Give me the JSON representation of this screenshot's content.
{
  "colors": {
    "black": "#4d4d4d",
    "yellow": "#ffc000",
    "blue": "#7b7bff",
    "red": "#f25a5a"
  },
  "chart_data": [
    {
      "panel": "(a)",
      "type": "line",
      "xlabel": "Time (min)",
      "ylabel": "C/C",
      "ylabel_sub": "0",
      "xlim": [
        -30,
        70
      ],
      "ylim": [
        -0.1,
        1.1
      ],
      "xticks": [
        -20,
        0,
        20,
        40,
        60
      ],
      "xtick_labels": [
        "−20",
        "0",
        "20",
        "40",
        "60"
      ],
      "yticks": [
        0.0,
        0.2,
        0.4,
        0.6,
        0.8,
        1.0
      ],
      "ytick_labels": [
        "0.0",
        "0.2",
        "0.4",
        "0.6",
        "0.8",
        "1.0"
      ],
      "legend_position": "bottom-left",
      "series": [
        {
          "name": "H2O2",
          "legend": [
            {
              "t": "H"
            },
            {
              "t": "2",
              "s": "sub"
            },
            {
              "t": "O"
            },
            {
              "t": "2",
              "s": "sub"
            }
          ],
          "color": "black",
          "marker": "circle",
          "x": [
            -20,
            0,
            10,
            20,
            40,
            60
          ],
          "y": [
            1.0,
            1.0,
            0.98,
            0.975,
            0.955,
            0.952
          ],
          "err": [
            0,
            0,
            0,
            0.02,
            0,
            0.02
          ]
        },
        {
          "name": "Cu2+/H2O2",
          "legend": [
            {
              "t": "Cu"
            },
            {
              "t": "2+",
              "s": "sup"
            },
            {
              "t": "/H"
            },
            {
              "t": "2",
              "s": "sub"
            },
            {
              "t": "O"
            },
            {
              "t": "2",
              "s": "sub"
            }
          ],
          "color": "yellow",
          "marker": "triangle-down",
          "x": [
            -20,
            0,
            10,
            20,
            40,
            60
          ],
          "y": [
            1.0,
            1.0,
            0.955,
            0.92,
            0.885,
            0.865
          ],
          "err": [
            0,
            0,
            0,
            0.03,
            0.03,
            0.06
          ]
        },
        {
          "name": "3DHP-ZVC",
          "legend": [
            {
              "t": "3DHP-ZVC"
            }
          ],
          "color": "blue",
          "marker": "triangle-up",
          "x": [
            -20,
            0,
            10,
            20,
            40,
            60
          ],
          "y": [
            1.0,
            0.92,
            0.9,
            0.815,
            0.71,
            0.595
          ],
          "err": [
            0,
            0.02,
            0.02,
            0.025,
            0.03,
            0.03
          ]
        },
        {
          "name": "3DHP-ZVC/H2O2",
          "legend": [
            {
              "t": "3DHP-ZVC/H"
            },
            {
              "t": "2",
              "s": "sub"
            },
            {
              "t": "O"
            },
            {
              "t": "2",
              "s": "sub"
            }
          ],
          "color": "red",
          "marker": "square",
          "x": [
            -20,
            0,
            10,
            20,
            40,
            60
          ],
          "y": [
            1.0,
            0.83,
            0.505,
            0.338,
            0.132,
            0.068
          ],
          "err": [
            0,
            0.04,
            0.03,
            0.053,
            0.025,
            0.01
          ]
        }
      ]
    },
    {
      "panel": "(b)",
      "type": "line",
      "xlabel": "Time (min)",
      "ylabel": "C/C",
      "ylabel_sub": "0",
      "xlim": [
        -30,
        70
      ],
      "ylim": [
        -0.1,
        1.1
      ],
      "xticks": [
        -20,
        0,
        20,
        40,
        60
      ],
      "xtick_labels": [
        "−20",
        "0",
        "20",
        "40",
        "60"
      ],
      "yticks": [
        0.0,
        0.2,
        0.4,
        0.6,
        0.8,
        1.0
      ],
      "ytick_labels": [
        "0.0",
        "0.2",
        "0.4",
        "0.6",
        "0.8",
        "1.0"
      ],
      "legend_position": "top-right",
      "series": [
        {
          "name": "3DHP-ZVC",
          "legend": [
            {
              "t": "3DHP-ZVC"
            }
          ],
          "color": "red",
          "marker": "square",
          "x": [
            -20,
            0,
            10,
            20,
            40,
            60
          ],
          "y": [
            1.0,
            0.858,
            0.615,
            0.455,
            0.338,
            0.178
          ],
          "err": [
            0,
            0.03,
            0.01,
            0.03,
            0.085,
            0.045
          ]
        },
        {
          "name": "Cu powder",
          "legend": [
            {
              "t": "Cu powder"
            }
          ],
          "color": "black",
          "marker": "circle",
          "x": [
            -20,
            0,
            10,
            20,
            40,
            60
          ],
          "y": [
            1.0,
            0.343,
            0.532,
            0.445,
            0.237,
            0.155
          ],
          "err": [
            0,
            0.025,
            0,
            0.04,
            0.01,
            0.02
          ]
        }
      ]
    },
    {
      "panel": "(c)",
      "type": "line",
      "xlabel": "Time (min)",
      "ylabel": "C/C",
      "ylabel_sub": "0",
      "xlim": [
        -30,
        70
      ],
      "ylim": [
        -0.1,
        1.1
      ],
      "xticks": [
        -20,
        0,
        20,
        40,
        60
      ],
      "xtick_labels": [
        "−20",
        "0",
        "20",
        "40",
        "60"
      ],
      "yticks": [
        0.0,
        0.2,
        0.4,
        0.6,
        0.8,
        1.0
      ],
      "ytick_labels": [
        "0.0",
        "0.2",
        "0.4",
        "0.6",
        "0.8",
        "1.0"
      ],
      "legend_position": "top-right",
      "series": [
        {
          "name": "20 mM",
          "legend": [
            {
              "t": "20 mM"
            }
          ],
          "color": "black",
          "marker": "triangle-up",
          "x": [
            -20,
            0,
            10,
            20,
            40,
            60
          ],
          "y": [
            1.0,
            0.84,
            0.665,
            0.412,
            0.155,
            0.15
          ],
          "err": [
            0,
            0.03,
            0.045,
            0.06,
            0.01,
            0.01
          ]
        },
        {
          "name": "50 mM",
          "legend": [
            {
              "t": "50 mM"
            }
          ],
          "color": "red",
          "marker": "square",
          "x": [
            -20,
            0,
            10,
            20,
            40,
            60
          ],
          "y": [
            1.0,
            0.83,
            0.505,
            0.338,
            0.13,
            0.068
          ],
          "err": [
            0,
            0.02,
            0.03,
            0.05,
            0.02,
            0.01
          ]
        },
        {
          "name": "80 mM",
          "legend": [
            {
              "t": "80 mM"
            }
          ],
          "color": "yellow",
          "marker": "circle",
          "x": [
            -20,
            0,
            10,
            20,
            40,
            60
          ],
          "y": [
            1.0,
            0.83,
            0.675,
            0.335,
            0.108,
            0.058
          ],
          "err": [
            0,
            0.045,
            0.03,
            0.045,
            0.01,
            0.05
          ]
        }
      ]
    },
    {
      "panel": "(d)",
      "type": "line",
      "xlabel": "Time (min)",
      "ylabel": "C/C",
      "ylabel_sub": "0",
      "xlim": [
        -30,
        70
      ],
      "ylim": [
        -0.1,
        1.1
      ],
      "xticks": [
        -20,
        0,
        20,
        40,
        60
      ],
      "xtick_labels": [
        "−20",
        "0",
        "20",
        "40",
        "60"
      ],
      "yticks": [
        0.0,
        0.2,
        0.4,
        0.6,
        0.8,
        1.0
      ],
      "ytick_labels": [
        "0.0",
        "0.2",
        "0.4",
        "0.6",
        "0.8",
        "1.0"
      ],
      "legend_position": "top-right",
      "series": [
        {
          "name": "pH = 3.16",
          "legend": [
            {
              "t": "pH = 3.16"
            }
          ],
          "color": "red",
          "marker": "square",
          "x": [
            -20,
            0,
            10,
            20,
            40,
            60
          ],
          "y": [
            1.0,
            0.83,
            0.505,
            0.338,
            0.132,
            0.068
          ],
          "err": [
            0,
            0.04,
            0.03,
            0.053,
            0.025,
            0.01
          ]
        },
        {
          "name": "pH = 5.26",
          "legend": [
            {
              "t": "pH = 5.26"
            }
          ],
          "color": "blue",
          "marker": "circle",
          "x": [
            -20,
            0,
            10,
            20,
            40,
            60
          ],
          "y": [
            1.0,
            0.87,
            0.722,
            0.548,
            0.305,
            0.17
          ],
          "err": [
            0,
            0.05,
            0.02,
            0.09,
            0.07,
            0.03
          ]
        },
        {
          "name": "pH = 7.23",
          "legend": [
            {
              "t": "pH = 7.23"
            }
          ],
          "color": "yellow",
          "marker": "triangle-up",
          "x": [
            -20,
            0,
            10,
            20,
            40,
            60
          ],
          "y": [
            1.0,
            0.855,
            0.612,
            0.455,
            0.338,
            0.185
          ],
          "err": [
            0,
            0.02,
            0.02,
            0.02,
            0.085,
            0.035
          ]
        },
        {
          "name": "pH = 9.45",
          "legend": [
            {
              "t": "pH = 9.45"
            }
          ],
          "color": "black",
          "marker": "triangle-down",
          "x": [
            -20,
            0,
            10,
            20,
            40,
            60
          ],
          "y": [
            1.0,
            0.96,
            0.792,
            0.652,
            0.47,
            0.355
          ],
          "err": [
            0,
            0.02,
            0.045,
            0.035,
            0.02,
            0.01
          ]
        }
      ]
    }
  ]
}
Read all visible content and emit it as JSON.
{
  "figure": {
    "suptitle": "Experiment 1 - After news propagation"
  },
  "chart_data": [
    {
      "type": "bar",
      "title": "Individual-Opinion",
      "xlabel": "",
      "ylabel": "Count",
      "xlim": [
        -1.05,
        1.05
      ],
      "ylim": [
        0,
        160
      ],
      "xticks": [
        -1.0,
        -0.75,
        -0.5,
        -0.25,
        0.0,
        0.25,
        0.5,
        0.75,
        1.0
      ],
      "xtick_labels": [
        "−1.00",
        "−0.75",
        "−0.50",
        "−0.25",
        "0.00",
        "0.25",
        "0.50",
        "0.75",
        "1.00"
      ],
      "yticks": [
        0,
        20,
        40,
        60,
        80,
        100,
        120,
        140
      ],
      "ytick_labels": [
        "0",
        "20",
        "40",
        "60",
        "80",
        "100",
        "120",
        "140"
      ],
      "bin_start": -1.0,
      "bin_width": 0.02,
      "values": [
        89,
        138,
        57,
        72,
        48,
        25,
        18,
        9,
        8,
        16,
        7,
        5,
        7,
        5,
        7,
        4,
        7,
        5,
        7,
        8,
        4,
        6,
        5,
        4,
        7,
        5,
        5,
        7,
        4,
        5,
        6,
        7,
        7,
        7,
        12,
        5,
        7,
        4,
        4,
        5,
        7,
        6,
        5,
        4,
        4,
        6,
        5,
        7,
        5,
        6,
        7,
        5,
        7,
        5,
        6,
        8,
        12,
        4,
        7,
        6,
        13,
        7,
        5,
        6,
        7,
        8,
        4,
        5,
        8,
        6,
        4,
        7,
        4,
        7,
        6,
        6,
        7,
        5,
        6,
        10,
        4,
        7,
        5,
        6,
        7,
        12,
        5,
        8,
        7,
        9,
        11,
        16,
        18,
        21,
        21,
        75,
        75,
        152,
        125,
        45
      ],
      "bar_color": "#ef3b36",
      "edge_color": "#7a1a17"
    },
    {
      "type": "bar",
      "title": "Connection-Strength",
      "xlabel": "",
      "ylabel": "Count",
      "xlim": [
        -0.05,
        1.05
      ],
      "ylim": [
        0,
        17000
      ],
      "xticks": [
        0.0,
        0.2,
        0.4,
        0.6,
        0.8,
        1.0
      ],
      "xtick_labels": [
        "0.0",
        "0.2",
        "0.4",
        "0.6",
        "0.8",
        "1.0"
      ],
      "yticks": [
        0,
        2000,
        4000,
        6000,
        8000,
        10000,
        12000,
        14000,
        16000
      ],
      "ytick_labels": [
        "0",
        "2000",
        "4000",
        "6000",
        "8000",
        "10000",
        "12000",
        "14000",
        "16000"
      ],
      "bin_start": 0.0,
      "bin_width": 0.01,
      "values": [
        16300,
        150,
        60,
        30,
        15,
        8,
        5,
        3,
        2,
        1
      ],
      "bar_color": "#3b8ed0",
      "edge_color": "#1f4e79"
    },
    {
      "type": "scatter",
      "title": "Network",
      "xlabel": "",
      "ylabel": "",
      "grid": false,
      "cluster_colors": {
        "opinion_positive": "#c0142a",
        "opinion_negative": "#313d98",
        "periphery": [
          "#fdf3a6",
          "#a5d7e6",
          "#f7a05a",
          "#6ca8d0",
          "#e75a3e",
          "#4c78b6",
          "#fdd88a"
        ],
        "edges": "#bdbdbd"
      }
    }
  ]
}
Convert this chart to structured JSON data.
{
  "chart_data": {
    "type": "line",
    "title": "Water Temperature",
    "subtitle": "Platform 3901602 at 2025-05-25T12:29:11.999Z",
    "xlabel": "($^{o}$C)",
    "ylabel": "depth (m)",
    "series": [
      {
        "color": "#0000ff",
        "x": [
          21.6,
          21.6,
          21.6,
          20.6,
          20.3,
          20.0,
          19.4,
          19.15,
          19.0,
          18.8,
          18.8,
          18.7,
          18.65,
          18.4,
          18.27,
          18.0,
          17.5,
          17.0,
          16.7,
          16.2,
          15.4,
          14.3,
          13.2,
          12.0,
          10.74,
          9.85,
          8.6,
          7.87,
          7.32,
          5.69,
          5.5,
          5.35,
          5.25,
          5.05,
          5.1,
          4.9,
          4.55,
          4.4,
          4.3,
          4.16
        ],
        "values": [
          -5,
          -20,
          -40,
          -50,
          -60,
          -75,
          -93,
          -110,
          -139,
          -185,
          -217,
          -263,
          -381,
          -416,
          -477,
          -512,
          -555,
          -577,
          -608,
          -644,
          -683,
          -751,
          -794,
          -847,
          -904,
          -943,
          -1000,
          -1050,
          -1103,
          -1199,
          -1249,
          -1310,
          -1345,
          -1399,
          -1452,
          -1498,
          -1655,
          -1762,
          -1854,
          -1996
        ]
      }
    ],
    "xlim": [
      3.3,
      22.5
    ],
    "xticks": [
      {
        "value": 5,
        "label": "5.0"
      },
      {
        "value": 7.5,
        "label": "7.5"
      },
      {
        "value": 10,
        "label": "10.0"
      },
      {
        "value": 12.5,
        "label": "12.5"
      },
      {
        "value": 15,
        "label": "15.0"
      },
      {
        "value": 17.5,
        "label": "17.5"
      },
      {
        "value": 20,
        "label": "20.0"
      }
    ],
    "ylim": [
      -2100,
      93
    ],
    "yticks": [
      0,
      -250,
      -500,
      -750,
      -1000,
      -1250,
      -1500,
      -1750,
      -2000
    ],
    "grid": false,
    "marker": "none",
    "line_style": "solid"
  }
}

= = = =

• [Stated exercise] Gather all lines from the listing above in which "this" occurs.

• [Worked answer]
Give me the JSON representation of this screenshot's content.
Convert this chart to structured JSON data.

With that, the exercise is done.